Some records
◆ ◆ ◆ ◆ ◆ ◆ ◆
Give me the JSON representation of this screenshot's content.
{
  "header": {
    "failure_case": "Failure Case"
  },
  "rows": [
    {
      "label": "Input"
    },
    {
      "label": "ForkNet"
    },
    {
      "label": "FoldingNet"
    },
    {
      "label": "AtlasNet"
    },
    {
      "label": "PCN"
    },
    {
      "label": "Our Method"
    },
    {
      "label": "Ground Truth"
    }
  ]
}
◆ ◆ ◆ ◆ ◆ ◆ ◆
→ **Given request**:
All of the entries above should be written out again exactly.

→ **Task answer**:
Give me the JSON representation of this screenshot's content.
{
  "header": {
    "failure_case": "Failure Case"
  },
  "rows": [
    {
      "label": "Input"
    },
    {
      "label": "ForkNet"
    },
    {
      "label": "FoldingNet"
    },
    {
      "label": "AtlasNet"
    },
    {
      "label": "PCN"
    },
    {
      "label": "Our Method"
    },
    {
      "label": "Ground Truth"
    }
  ]
}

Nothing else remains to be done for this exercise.